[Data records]
◇ ◇ ◇ ◇ ◇

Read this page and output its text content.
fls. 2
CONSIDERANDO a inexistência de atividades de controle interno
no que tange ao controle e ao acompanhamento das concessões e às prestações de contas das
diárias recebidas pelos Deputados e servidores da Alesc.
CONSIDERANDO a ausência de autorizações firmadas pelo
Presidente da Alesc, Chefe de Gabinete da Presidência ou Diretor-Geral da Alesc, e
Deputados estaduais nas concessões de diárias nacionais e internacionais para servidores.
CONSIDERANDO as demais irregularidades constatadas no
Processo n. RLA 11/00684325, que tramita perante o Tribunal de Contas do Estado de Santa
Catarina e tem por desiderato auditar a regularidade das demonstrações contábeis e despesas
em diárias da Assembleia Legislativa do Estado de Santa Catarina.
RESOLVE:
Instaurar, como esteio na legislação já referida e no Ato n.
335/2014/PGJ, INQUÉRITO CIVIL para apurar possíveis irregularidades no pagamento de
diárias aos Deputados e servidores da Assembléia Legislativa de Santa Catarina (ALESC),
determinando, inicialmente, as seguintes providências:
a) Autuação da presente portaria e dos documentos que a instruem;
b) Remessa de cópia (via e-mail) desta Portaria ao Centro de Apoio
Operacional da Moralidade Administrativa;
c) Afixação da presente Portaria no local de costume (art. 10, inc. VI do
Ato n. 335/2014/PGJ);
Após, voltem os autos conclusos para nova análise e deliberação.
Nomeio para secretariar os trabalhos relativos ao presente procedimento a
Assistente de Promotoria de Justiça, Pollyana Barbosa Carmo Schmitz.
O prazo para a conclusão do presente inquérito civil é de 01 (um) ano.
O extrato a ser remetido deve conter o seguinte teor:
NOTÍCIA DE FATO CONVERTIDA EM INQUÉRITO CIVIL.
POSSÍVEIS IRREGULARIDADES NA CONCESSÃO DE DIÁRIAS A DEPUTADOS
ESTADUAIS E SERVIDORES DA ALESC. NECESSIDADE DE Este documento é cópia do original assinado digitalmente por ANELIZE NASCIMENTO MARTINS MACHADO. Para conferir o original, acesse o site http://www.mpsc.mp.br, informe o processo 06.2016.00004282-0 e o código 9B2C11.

◇ ◇ ◇ ◇ ◇

» **What to work on**
Every entry must be retyped in full, exactly as given.

» **Exercise response**
Read this page and output its text content.
fls. 2
CONSIDERANDO a inexistência de atividades de controle interno
no que tange ao controle e ao acompanhamento das concessões e às prestações de contas das
diárias recebidas pelos Deputados e servidores da Alesc.
CONSIDERANDO a ausência de autorizações firmadas pelo
Presidente da Alesc, Chefe de Gabinete da Presidência ou Diretor-Geral da Alesc, e
Deputados estaduais nas concessões de diárias nacionais e internacionais para servidores.
CONSIDERANDO as demais irregularidades constatadas no
Processo n. RLA 11/00684325, que tramita perante o Tribunal de Contas do Estado de Santa
Catarina e tem por desiderato auditar a regularidade das demonstrações contábeis e despesas
em diárias da Assembleia Legislativa do Estado de Santa Catarina.
RESOLVE:
Instaurar, como esteio na legislação já referida e no Ato n.
335/2014/PGJ, INQUÉRITO CIVIL para apurar possíveis irregularidades no pagamento de
diárias aos Deputados e servidores da Assembléia Legislativa de Santa Catarina (ALESC),
determinando, inicialmente, as seguintes providências:
a) Autuação da presente portaria e dos documentos que a instruem;
b) Remessa de cópia (via e-mail) desta Portaria ao Centro de Apoio
Operacional da Moralidade Administrativa;
c) Afixação da presente Portaria no local de costume (art. 10, inc. VI do
Ato n. 335/2014/PGJ);
Após, voltem os autos conclusos para nova análise e deliberação.
Nomeio para secretariar os trabalhos relativos ao presente procedimento a
Assistente de Promotoria de Justiça, Pollyana Barbosa Carmo Schmitz.
O prazo para a conclusão do presente inquérito civil é de 01 (um) ano.
O extrato a ser remetido deve conter o seguinte teor:
NOTÍCIA DE FATO CONVERTIDA EM INQUÉRITO CIVIL.
POSSÍVEIS IRREGULARIDADES NA CONCESSÃO DE DIÁRIAS A DEPUTADOS
ESTADUAIS E SERVIDORES DA ALESC. NECESSIDADE DE Este documento é cópia do original assinado digitalmente por ANELIZE NASCIMENTO MARTINS MACHADO. Para conferir o original, acesse o site http://www.mpsc.mp.br, informe o processo 06.2016.00004282-0 e o código 9B2C11.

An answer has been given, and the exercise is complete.